» WRITTEN TASK: Scan the material below for the string "this", and copy every line where it shows up.

BEGIN RECORDS TO PROCESS

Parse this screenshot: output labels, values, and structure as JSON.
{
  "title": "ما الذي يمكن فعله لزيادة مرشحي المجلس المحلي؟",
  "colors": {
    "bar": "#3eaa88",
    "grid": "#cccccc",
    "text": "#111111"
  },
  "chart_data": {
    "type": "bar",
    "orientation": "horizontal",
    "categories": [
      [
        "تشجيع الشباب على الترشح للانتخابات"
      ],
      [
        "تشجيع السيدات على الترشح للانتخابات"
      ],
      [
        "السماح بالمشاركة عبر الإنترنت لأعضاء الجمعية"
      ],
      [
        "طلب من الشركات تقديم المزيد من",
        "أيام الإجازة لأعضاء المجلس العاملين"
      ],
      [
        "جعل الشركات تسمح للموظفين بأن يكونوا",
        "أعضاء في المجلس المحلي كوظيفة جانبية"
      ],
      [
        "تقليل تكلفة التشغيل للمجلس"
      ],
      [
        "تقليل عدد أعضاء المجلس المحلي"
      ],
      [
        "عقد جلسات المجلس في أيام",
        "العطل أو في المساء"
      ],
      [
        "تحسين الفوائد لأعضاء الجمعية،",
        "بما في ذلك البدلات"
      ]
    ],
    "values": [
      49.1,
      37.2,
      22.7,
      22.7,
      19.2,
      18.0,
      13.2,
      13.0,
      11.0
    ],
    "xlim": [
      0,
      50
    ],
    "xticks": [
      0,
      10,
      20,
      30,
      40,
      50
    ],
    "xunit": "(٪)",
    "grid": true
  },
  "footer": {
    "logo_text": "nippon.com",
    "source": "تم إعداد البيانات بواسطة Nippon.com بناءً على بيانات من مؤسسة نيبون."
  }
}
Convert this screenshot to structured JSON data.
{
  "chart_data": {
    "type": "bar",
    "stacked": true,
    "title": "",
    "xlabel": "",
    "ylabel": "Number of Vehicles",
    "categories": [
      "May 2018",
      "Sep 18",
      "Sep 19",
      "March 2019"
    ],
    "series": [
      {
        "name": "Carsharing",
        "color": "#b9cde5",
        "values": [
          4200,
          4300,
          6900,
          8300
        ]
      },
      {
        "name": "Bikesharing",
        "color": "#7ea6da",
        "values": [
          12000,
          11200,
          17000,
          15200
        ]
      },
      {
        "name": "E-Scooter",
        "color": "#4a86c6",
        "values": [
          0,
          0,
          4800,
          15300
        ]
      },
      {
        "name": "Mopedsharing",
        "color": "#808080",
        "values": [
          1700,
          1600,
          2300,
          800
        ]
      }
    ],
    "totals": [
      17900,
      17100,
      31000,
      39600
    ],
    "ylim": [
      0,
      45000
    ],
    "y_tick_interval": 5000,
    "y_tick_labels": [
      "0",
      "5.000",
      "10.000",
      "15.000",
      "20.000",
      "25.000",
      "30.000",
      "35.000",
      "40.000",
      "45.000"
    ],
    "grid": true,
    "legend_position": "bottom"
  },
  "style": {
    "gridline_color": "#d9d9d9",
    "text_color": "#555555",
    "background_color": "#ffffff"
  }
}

END RECORDS TO PROCESS

» RESULT:
Parse this screenshot: output labels, values, and structure as JSON.
Convert this screenshot to structured JSON data.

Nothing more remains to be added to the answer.